* **Exercise aim**: Write out the full set of records below exactly.

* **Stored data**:
* start *

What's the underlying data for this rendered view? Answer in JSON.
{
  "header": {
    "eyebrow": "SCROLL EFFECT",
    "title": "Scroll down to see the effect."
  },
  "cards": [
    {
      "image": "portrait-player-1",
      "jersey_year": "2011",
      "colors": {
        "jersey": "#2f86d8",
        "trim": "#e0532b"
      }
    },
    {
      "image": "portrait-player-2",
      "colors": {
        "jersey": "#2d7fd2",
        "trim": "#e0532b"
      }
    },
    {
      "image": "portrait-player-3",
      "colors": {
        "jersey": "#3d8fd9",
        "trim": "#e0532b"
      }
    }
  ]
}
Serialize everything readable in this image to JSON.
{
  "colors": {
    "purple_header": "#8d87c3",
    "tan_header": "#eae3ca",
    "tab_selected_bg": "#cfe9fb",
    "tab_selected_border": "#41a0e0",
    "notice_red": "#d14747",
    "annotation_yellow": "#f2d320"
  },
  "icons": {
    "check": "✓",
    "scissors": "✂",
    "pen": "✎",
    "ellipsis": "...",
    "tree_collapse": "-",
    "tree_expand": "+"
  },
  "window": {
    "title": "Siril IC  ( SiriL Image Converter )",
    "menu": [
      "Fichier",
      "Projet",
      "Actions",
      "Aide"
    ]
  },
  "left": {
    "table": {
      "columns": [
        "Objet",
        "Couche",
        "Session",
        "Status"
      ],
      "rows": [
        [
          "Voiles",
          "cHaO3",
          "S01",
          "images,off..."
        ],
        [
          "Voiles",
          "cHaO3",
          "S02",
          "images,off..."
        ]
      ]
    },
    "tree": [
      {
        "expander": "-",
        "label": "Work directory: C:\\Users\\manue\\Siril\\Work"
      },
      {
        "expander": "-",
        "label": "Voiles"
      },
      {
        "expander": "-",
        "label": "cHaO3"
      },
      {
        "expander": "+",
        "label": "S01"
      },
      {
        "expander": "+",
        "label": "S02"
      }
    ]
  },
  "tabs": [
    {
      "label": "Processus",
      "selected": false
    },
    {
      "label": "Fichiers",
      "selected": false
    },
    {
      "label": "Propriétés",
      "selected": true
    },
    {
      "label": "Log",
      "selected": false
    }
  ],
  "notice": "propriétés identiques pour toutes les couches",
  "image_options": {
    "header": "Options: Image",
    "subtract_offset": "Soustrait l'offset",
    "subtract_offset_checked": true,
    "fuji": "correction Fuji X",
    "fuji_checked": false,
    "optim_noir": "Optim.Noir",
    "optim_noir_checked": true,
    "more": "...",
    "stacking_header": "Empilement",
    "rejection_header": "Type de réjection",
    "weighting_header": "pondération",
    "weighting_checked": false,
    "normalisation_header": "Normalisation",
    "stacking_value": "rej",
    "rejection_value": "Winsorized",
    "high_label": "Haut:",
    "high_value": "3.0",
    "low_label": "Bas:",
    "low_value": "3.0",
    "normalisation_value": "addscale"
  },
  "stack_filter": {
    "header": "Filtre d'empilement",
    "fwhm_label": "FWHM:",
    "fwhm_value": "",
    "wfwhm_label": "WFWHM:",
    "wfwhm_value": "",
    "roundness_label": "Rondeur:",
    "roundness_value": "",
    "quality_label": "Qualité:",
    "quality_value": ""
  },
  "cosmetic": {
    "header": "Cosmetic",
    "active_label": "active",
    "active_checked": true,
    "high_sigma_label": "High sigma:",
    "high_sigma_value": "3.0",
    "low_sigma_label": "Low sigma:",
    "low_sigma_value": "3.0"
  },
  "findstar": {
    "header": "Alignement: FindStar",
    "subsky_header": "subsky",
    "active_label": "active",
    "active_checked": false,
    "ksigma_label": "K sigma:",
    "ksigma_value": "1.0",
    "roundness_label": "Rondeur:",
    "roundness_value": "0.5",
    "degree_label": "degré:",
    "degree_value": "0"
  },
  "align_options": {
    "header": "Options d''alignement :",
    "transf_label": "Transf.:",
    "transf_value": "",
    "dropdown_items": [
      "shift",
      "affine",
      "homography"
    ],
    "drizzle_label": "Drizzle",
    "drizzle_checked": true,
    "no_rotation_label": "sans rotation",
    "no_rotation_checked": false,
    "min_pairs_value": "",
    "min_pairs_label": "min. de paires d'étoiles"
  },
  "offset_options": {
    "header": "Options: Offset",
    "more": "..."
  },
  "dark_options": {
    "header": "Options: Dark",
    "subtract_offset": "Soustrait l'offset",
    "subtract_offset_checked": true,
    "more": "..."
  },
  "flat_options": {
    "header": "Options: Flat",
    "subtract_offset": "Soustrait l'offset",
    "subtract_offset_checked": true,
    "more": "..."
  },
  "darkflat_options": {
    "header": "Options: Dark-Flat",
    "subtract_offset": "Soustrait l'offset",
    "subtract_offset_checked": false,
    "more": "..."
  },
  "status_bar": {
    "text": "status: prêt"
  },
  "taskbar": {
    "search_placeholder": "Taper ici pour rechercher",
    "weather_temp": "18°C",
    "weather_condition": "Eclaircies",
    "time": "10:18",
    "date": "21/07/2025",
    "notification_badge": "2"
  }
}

* end *

* **Complete output**:
What's the underlying data for this rendered view? Answer in JSON.
{
  "header": {
    "eyebrow": "SCROLL EFFECT",
    "title": "Scroll down to see the effect."
  },
  "cards": [
    {
      "image": "portrait-player-1",
      "jersey_year": "2011",
      "colors": {
        "jersey": "#2f86d8",
        "trim": "#e0532b"
      }
    },
    {
      "image": "portrait-player-2",
      "colors": {
        "jersey": "#2d7fd2",
        "trim": "#e0532b"
      }
    },
    {
      "image": "portrait-player-3",
      "colors": {
        "jersey": "#3d8fd9",
        "trim": "#e0532b"
      }
    }
  ]
}
Serialize everything readable in this image to JSON.
{
  "colors": {
    "purple_header": "#8d87c3",
    "tan_header": "#eae3ca",
    "tab_selected_bg": "#cfe9fb",
    "tab_selected_border": "#41a0e0",
    "notice_red": "#d14747",
    "annotation_yellow": "#f2d320"
  },
  "icons": {
    "check": "✓",
    "scissors": "✂",
    "pen": "✎",
    "ellipsis": "...",
    "tree_collapse": "-",
    "tree_expand": "+"
  },
  "window": {
    "title": "Siril IC  ( SiriL Image Converter )",
    "menu": [
      "Fichier",
      "Projet",
      "Actions",
      "Aide"
    ]
  },
  "left": {
    "table": {
      "columns": [
        "Objet",
        "Couche",
        "Session",
        "Status"
      ],
      "rows": [
        [
          "Voiles",
          "cHaO3",
          "S01",
          "images,off..."
        ],
        [
          "Voiles",
          "cHaO3",
          "S02",
          "images,off..."
        ]
      ]
    },
    "tree": [
      {
        "expander": "-",
        "label": "Work directory: C:\\Users\\manue\\Siril\\Work"
      },
      {
        "expander": "-",
        "label": "Voiles"
      },
      {
        "expander": "-",
        "label": "cHaO3"
      },
      {
        "expander": "+",
        "label": "S01"
      },
      {
        "expander": "+",
        "label": "S02"
      }
    ]
  },
  "tabs": [
    {
      "label": "Processus",
      "selected": false
    },
    {
      "label": "Fichiers",
      "selected": false
    },
    {
      "label": "Propriétés",
      "selected": true
    },
    {
      "label": "Log",
      "selected": false
    }
  ],
  "notice": "propriétés identiques pour toutes les couches",
  "image_options": {
    "header": "Options: Image",
    "subtract_offset": "Soustrait l'offset",
    "subtract_offset_checked": true,
    "fuji": "correction Fuji X",
    "fuji_checked": false,
    "optim_noir": "Optim.Noir",
    "optim_noir_checked": true,
    "more": "...",
    "stacking_header": "Empilement",
    "rejection_header": "Type de réjection",
    "weighting_header": "pondération",
    "weighting_checked": false,
    "normalisation_header": "Normalisation",
    "stacking_value": "rej",
    "rejection_value": "Winsorized",
    "high_label": "Haut:",
    "high_value": "3.0",
    "low_label": "Bas:",
    "low_value": "3.0",
    "normalisation_value": "addscale"
  },
  "stack_filter": {
    "header": "Filtre d'empilement",
    "fwhm_label": "FWHM:",
    "fwhm_value": "",
    "wfwhm_label": "WFWHM:",
    "wfwhm_value": "",
    "roundness_label": "Rondeur:",
    "roundness_value": "",
    "quality_label": "Qualité:",
    "quality_value": ""
  },
  "cosmetic": {
    "header": "Cosmetic",
    "active_label": "active",
    "active_checked": true,
    "high_sigma_label": "High sigma:",
    "high_sigma_value": "3.0",
    "low_sigma_label": "Low sigma:",
    "low_sigma_value": "3.0"
  },
  "findstar": {
    "header": "Alignement: FindStar",
    "subsky_header": "subsky",
    "active_label": "active",
    "active_checked": false,
    "ksigma_label": "K sigma:",
    "ksigma_value": "1.0",
    "roundness_label": "Rondeur:",
    "roundness_value": "0.5",
    "degree_label": "degré:",
    "degree_value": "0"
  },
  "align_options": {
    "header": "Options d''alignement :",
    "transf_label": "Transf.:",
    "transf_value": "",
    "dropdown_items": [
      "shift",
      "affine",
      "homography"
    ],
    "drizzle_label": "Drizzle",
    "drizzle_checked": true,
    "no_rotation_label": "sans rotation",
    "no_rotation_checked": false,
    "min_pairs_value": "",
    "min_pairs_label": "min. de paires d'étoiles"
  },
  "offset_options": {
    "header": "Options: Offset",
    "more": "..."
  },
  "dark_options": {
    "header": "Options: Dark",
    "subtract_offset": "Soustrait l'offset",
    "subtract_offset_checked": true,
    "more": "..."
  },
  "flat_options": {
    "header": "Options: Flat",
    "subtract_offset": "Soustrait l'offset",
    "subtract_offset_checked": true,
    "more": "..."
  },
  "darkflat_options": {
    "header": "Options: Dark-Flat",
    "subtract_offset": "Soustrait l'offset",
    "subtract_offset_checked": false,
    "more": "..."
  },
  "status_bar": {
    "text": "status: prêt"
  },
  "taskbar": {
    "search_placeholder": "Taper ici pour rechercher",
    "weather_temp": "18°C",
    "weather_condition": "Eclaircies",
    "time": "10:18",
    "date": "21/07/2025",
    "notification_badge": "2"
  }
}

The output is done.